>> Begin

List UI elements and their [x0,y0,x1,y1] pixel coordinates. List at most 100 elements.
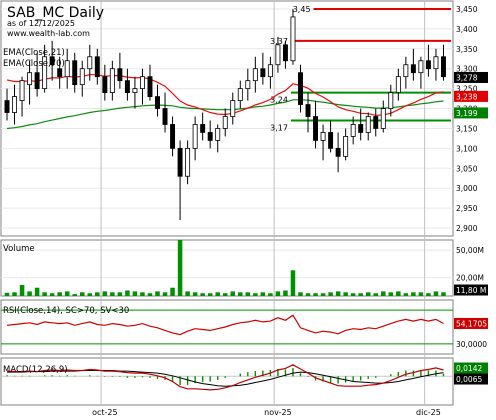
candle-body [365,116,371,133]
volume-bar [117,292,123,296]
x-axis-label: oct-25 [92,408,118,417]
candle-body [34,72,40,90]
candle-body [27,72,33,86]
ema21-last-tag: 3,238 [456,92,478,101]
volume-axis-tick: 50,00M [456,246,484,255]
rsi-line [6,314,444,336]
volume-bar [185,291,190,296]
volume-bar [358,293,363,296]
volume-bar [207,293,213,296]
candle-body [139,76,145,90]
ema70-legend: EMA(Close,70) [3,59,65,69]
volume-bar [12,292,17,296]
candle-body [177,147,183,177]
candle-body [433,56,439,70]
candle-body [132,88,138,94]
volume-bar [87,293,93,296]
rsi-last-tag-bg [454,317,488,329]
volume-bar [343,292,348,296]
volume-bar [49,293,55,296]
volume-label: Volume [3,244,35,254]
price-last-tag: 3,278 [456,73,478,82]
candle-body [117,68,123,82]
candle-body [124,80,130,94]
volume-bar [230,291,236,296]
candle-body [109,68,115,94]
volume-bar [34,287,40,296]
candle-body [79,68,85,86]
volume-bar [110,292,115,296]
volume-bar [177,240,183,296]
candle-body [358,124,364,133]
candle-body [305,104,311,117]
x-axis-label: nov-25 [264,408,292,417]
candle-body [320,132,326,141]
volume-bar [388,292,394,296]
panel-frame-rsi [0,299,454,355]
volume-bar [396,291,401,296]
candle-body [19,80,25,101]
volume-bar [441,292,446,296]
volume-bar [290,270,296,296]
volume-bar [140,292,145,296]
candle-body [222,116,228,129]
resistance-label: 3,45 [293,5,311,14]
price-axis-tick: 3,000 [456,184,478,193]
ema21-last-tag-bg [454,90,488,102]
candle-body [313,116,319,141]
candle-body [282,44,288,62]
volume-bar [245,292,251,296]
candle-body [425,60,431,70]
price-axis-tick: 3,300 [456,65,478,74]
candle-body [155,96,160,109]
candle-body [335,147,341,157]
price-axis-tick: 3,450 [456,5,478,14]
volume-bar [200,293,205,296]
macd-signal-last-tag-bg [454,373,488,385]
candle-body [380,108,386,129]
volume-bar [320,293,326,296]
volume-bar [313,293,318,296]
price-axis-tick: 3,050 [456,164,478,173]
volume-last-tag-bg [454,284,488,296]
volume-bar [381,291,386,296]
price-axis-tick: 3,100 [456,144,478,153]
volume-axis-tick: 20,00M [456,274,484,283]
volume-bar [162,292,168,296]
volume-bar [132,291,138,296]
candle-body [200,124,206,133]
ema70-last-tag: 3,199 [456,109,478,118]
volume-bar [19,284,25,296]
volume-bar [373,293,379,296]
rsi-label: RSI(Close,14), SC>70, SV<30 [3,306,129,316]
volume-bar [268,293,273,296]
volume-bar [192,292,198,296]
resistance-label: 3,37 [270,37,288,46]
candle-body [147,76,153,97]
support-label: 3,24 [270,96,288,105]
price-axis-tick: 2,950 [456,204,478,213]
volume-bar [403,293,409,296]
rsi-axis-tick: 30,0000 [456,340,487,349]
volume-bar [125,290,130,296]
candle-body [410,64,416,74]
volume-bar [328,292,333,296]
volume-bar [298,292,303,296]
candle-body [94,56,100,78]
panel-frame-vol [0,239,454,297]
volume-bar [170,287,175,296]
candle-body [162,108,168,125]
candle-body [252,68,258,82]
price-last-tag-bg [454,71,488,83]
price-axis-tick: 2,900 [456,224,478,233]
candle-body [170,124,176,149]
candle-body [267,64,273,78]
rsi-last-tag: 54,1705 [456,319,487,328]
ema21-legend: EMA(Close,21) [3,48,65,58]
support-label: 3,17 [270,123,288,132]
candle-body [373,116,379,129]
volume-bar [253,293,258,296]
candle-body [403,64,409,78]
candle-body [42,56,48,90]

>> End

## Aim of the exercise
Can you lay out every line of the items above as a Markdown table with the columns Row and Line, numbering the rows and leaving out blank lines? Keep the pictures out of the table.

## Expected output
| Row | Line |
|---|---|
| 1 | List UI elements and their [x0,y0,x1,y1] pixel coordinates. List at most 100 elements. |
| 2 | candle-body [365,116,371,133] |
| 3 | volume-bar [117,292,123,296] |
| 4 | x-axis-label: oct-25 [92,408,118,417] |
| 5 | candle-body [34,72,40,90] |
| 6 | candle-body [27,72,33,86] |
| 7 | ema21-last-tag: 3,238 [456,92,478,101] |
| 8 | volume-axis-tick: 50,00M [456,246,484,255] |
| 9 | rsi-line [6,314,444,336] |
| 10 | volume-bar [185,291,190,296] |
| 11 | volume-bar [358,293,363,296] |
| 12 | volume-bar [207,293,213,296] |
| 13 | candle-body [139,76,145,90] |
| 14 | ema70-legend: EMA(Close,70) [3,59,65,69] |
| 15 | volume-bar [12,292,17,296] |
| 16 | candle-body [177,147,183,177] |
| 17 | candle-body [433,56,439,70] |
| 18 | candle-body [132,88,138,94] |
| 19 | volume-bar [87,293,93,296] |
| 20 | rsi-last-tag-bg [454,317,488,329] |
| 21 | volume-bar [343,292,348,296] |
| 22 | volume-bar [49,293,55,296] |
| 23 | volume-label: Volume [3,244,35,254] |
| 24 | price-last-tag: 3,278 [456,73,478,82] |
| 25 | candle-body [117,68,123,82] |
| 26 | candle-body [124,80,130,94] |
| 27 | volume-bar [230,291,236,296] |
| 28 | candle-body [109,68,115,94] |
| 29 | volume-bar [34,287,40,296] |
| 30 | candle-body [79,68,85,86] |
| 31 | volume-bar [110,292,115,296] |
| 32 | volume-bar [177,240,183,296] |
| 33 | candle-body [358,124,364,133] |
| 34 | candle-body [305,104,311,117] |
| 35 | x-axis-label: nov-25 [264,408,292,417] |
| 36 | candle-body [320,132,326,141] |
| 37 | volume-bar [388,292,394,296] |
| 38 | panel-frame-rsi [0,299,454,355] |
| 39 | volume-bar [396,291,401,296] |
| 40 | candle-body [19,80,25,101] |
| 41 | volume-bar [441,292,446,296] |
| 42 | volume-bar [290,270,296,296] |
| 43 | volume-bar [140,292,145,296] |
| 44 | candle-body [222,116,228,129] |
| 45 | resistance-label: 3,45 [293,5,311,14] |
| 46 | price-axis-tick: 3,000 [456,184,478,193] |
| 47 | ema21-last-tag-bg [454,90,488,102] |
| 48 | candle-body [313,116,319,141] |
| 49 | candle-body [282,44,288,62] |
| 50 | volume-bar [245,292,251,296] |
| 51 | candle-body [425,60,431,70] |
| 52 | price-axis-tick: 3,300 [456,65,478,74] |
| 53 | candle-body [155,96,160,109] |
| 54 | candle-body [335,147,341,157] |
| 55 | price-axis-tick: 3,450 [456,5,478,14] |
| 56 | volume-bar [200,293,205,296] |
| 57 | macd-signal-last-tag-bg [454,373,488,385] |
| 58 | candle-body [380,108,386,129] |
| 59 | volume-bar [320,293,326,296] |
| 60 | volume-bar [313,293,318,296] |
| 61 | price-axis-tick: 3,050 [456,164,478,173] |
| 62 | volume-last-tag-bg [454,284,488,296] |
| 63 | volume-bar [381,291,386,296] |
| 64 | price-axis-tick: 3,100 [456,144,478,153] |
| 65 | volume-axis-tick: 20,00M [456,274,484,283] |
| 66 | volume-bar [162,292,168,296] |
| 67 | volume-bar [132,291,138,296] |
| 68 | candle-body [200,124,206,133] |
| 69 | ema70-last-tag: 3,199 [456,109,478,118] |
| 70 | volume-bar [19,284,25,296] |
| 71 | volume-bar [373,293,379,296] |
| 72 | rsi-label: RSI(Close,14), SC>70, SV<30 [3,306,129,316] |
| 73 | volume-bar [268,293,273,296] |
| 74 | volume-bar [192,292,198,296] |
| 75 | resistance-label: 3,37 [270,37,288,46] |
| 76 | candle-body [147,76,153,97] |
| 77 | support-label: 3,24 [270,96,288,105] |
| 78 | price-axis-tick: 2,950 [456,204,478,213] |
| 79 | volume-bar [403,293,409,296] |
| 80 | rsi-axis-tick: 30,0000 [456,340,487,349] |
| 81 | volume-bar [125,290,130,296] |
| 82 | candle-body [410,64,416,74] |
| 83 | volume-bar [328,292,333,296] |
| 84 | volume-bar [298,292,303,296] |
| 85 | candle-body [94,56,100,78] |
| 86 | panel-frame-vol [0,239,454,297] |
| 87 | volume-bar [170,287,175,296] |
| 88 | candle-body [162,108,168,125] |
| 89 | candle-body [252,68,258,82] |
| 90 | price-last-tag-bg [454,71,488,83] |
| 91 | price-axis-tick: 2,900 [456,224,478,233] |
| 92 | candle-body [170,124,176,149] |
| 93 | candle-body [267,64,273,78] |
| 94 | rsi-last-tag: 54,1705 [456,319,487,328] |
| 95 | ema21-legend: EMA(Close,21) [3,48,65,58] |
| 96 | support-label: 3,17 [270,123,288,132] |
| 97 | candle-body [373,116,379,129] |
| 98 | volume-bar [253,293,258,296] |
| 99 | candle-body [403,64,409,78] |
| 100 | candle-body [42,56,48,90] |